- _Task statement_: Select the lines that contain "this" and copy each of them.

- _Dataset rows_:
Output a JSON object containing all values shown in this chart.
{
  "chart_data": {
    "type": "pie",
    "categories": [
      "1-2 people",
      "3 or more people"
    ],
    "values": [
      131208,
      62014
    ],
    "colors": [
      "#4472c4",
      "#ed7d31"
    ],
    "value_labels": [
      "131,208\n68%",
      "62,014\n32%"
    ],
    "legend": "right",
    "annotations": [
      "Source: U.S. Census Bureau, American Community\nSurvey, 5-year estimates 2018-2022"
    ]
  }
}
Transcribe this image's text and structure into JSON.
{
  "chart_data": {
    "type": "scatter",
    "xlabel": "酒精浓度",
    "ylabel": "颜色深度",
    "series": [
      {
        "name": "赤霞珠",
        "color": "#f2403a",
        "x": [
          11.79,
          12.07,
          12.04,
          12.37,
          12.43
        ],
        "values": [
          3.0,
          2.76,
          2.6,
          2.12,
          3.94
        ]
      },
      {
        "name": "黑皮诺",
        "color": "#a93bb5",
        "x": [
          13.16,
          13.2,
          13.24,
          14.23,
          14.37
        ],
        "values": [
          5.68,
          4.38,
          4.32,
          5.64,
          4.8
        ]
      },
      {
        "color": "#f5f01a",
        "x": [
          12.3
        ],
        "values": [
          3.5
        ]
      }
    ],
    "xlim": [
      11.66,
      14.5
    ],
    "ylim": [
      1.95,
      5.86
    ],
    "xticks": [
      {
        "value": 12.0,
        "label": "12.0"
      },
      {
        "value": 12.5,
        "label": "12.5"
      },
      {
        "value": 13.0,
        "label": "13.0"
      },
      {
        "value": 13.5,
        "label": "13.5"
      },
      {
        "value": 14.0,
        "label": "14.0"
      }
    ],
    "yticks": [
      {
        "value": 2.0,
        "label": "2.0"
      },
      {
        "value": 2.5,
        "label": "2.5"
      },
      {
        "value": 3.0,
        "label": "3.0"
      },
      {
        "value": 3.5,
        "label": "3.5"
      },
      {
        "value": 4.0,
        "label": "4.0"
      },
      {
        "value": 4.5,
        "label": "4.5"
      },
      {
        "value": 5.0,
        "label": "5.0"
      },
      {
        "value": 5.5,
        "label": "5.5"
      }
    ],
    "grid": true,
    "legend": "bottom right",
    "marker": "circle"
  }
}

- _Exercise solution_:
Output a JSON object containing all values shown in this chart.
Transcribe this image's text and structure into JSON.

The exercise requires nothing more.